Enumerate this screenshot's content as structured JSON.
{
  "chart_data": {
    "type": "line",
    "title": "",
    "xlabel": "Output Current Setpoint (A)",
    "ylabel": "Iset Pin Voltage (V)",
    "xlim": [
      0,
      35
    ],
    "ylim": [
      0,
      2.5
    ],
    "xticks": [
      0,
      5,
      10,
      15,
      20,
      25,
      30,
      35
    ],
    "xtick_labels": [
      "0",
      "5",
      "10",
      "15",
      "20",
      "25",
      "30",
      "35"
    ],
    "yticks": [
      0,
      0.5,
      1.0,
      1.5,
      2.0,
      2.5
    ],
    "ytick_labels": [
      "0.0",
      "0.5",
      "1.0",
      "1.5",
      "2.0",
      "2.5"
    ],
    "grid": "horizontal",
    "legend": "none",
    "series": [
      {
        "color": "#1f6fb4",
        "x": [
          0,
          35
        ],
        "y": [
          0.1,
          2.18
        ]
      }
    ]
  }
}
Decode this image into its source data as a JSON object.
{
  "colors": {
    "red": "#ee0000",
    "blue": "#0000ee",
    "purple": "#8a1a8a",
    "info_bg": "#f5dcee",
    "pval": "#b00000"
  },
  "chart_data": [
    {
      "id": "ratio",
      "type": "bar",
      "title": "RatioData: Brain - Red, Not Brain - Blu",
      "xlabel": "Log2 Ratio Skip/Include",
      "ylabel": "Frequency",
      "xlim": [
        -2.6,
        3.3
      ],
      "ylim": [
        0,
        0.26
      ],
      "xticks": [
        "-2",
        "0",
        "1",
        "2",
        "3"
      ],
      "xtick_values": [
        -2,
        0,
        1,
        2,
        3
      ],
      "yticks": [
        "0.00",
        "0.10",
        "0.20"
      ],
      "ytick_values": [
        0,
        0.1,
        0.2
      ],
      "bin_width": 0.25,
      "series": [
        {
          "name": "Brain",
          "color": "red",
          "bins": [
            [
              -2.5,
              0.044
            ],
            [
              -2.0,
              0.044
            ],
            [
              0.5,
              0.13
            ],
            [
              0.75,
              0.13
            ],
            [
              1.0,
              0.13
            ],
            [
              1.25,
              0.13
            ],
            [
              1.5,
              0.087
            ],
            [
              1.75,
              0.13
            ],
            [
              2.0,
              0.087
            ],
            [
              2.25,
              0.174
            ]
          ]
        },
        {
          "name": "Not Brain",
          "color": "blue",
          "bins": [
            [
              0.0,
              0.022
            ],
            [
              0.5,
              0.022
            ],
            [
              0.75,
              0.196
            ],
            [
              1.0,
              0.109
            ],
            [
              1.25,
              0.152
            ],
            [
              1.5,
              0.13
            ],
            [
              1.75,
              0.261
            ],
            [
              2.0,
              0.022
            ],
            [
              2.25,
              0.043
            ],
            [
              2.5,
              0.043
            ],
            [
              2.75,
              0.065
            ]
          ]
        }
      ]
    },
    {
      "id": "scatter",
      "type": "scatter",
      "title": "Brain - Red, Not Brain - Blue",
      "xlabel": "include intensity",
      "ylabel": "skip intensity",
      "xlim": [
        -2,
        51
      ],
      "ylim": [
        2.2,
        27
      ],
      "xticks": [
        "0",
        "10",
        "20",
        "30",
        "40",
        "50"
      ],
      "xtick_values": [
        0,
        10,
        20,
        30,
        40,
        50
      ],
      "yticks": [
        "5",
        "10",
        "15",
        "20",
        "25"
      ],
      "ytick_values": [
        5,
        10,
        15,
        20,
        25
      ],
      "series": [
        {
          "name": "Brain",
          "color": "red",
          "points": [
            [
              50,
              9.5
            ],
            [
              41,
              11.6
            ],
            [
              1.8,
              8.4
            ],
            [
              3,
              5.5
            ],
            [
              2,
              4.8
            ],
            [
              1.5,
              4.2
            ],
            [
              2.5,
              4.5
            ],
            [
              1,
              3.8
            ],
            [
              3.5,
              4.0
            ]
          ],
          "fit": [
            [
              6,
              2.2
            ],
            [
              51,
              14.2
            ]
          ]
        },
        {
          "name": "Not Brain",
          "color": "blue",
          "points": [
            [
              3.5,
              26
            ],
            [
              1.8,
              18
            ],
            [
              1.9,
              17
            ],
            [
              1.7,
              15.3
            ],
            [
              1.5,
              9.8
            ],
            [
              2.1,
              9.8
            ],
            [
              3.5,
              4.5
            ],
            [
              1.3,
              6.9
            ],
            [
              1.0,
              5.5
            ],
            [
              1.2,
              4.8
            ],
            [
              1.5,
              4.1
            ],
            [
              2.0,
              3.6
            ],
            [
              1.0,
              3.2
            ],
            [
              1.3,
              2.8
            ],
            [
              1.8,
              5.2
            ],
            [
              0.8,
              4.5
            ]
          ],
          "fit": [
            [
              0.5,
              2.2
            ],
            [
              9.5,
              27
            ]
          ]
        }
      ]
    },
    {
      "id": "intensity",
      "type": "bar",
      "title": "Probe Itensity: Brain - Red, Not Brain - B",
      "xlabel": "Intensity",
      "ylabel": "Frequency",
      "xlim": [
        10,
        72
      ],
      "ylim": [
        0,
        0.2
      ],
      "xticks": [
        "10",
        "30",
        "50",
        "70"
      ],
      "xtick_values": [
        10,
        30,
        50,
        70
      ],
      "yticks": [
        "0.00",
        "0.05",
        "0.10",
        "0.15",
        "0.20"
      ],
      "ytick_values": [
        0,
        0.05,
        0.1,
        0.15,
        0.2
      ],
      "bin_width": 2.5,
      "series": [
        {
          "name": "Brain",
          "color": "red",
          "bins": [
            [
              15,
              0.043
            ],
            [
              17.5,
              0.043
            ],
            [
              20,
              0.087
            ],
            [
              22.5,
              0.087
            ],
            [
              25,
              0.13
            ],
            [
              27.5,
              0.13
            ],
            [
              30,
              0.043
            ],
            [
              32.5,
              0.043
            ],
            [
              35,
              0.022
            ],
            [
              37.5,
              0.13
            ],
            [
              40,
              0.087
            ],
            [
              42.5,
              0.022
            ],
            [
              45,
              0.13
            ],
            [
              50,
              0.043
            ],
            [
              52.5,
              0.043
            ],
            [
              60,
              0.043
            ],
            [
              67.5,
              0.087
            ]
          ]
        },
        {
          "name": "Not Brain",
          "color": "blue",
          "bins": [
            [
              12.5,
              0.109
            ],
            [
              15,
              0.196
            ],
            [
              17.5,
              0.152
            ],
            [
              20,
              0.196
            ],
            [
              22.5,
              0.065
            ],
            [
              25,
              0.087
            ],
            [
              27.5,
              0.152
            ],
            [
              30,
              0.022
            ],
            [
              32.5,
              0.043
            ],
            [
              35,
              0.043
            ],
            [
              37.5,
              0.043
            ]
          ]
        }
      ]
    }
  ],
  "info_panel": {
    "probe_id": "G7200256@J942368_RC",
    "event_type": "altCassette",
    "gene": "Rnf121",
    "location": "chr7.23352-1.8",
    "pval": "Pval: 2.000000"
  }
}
***
In the entries above, find lines with "JSON" and copy each.

RESPONSE TO THE EXERCISE:
Enumerate this screenshot's content as structured JSON.
Decode this image into its source data as a JSON object.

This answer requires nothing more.